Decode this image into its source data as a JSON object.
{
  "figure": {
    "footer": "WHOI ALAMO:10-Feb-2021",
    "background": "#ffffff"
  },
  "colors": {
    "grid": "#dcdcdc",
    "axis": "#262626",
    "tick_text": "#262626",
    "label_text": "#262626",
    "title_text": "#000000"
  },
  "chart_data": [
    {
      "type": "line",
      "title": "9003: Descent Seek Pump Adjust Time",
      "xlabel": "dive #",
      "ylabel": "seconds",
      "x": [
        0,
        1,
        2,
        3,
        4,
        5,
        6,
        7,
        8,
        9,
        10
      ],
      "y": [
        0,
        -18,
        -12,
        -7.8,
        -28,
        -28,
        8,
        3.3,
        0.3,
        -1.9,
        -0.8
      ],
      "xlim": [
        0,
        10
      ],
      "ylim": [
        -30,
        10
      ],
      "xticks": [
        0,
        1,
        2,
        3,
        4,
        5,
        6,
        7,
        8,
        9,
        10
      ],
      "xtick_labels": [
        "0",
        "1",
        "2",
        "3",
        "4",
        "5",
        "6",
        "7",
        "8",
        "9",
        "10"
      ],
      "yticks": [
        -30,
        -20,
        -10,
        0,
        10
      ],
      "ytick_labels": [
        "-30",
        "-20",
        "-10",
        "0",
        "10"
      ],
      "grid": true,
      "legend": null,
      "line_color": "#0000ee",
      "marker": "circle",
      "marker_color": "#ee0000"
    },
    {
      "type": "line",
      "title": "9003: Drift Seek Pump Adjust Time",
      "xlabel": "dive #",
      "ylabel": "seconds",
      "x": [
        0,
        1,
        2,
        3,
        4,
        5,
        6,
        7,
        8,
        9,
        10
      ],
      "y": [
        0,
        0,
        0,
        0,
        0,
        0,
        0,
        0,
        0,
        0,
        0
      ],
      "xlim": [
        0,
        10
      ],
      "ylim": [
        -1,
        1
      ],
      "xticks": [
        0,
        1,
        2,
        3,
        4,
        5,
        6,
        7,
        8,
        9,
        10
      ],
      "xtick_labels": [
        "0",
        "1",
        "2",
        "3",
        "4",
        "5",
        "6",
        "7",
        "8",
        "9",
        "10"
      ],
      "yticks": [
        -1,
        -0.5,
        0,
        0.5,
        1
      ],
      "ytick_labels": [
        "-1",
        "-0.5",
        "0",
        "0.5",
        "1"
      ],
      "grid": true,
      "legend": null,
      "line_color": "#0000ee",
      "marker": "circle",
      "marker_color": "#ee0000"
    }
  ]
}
..............................
The exercise
Reproduce the full listing above, character for character.

Correct response
Decode this image into its source data as a JSON object.
{
  "figure": {
    "footer": "WHOI ALAMO:10-Feb-2021",
    "background": "#ffffff"
  },
  "colors": {
    "grid": "#dcdcdc",
    "axis": "#262626",
    "tick_text": "#262626",
    "label_text": "#262626",
    "title_text": "#000000"
  },
  "chart_data": [
    {
      "type": "line",
      "title": "9003: Descent Seek Pump Adjust Time",
      "xlabel": "dive #",
      "ylabel": "seconds",
      "x": [
        0,
        1,
        2,
        3,
        4,
        5,
        6,
        7,
        8,
        9,
        10
      ],
      "y": [
        0,
        -18,
        -12,
        -7.8,
        -28,
        -28,
        8,
        3.3,
        0.3,
        -1.9,
        -0.8
      ],
      "xlim": [
        0,
        10
      ],
      "ylim": [
        -30,
        10
      ],
      "xticks": [
        0,
        1,
        2,
        3,
        4,
        5,
        6,
        7,
        8,
        9,
        10
      ],
      "xtick_labels": [
        "0",
        "1",
        "2",
        "3",
        "4",
        "5",
        "6",
        "7",
        "8",
        "9",
        "10"
      ],
      "yticks": [
        -30,
        -20,
        -10,
        0,
        10
      ],
      "ytick_labels": [
        "-30",
        "-20",
        "-10",
        "0",
        "10"
      ],
      "grid": true,
      "legend": null,
      "line_color": "#0000ee",
      "marker": "circle",
      "marker_color": "#ee0000"
    },
    {
      "type": "line",
      "title": "9003: Drift Seek Pump Adjust Time",
      "xlabel": "dive #",
      "ylabel": "seconds",
      "x": [
        0,
        1,
        2,
        3,
        4,
        5,
        6,
        7,
        8,
        9,
        10
      ],
      "y": [
        0,
        0,
        0,
        0,
        0,
        0,
        0,
        0,
        0,
        0,
        0
      ],
      "xlim": [
        0,
        10
      ],
      "ylim": [
        -1,
        1
      ],
      "xticks": [
        0,
        1,
        2,
        3,
        4,
        5,
        6,
        7,
        8,
        9,
        10
      ],
      "xtick_labels": [
        "0",
        "1",
        "2",
        "3",
        "4",
        "5",
        "6",
        "7",
        "8",
        "9",
        "10"
      ],
      "yticks": [
        -1,
        -0.5,
        0,
        0.5,
        1
      ],
      "ytick_labels": [
        "-1",
        "-0.5",
        "0",
        "0.5",
        "1"
      ],
      "grid": true,
      "legend": null,
      "line_color": "#0000ee",
      "marker": "circle",
      "marker_color": "#ee0000"
    }
  ]
}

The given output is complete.